● What you will do
Every line of the listing must be reproduced as it stands. Leave the images behind.

● Records for the exercise
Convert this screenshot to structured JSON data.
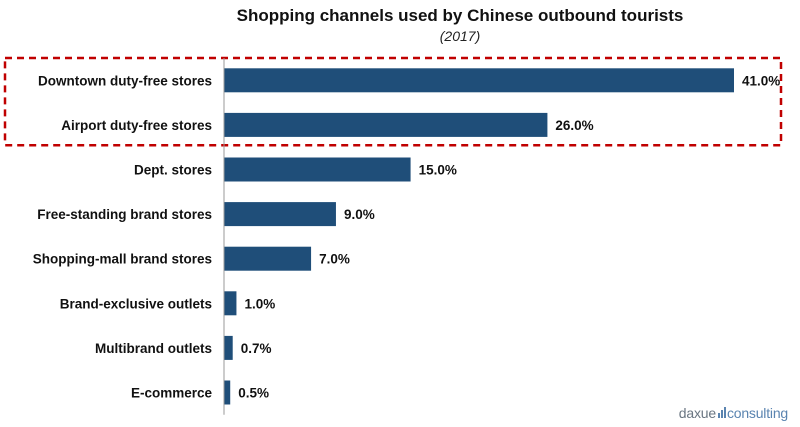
{
  "chart_data": {
    "type": "bar",
    "orientation": "horizontal",
    "title": "Shopping channels used by Chinese outbound tourists",
    "subtitle": "(2017)",
    "categories": [
      "Downtown duty-free stores",
      "Airport duty-free stores",
      "Dept. stores",
      "Free-standing brand stores",
      "Shopping-mall brand stores",
      "Brand-exclusive outlets",
      "Multibrand outlets",
      "E-commerce"
    ],
    "values": [
      41.0,
      26.0,
      15.0,
      9.0,
      7.0,
      1.0,
      0.7,
      0.5
    ],
    "value_labels": [
      "41.0%",
      "26.0%",
      "15.0%",
      "9.0%",
      "7.0%",
      "1.0%",
      "0.7%",
      "0.5%"
    ],
    "xlim": [
      0,
      41
    ],
    "grid": false,
    "bar_color": "#1f4e79",
    "highlight": {
      "categories": [
        "Downtown duty-free stores",
        "Airport duty-free stores"
      ],
      "color": "#c00000",
      "style": "dashed"
    }
  },
  "branding": {
    "logo_prefix": "daxue",
    "logo_suffix": "consulting"
  }
}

● Written response
Convert this screenshot to structured JSON data.
{
  "chart_data": {
    "type": "bar",
    "orientation": "horizontal",
    "title": "Shopping channels used by Chinese outbound tourists",
    "subtitle": "(2017)",
    "categories": [
      "Downtown duty-free stores",
      "Airport duty-free stores",
      "Dept. stores",
      "Free-standing brand stores",
      "Shopping-mall brand stores",
      "Brand-exclusive outlets",
      "Multibrand outlets",
      "E-commerce"
    ],
    "values": [
      41.0,
      26.0,
      15.0,
      9.0,
      7.0,
      1.0,
      0.7,
      0.5
    ],
    "value_labels": [
      "41.0%",
      "26.0%",
      "15.0%",
      "9.0%",
      "7.0%",
      "1.0%",
      "0.7%",
      "0.5%"
    ],
    "xlim": [
      0,
      41
    ],
    "grid": false,
    "bar_color": "#1f4e79",
    "highlight": {
      "categories": [
        "Downtown duty-free stores",
        "Airport duty-free stores"
      ],
      "color": "#c00000",
      "style": "dashed"
    }
  },
  "branding": {
    "logo_prefix": "daxue",
    "logo_suffix": "consulting"
  }
}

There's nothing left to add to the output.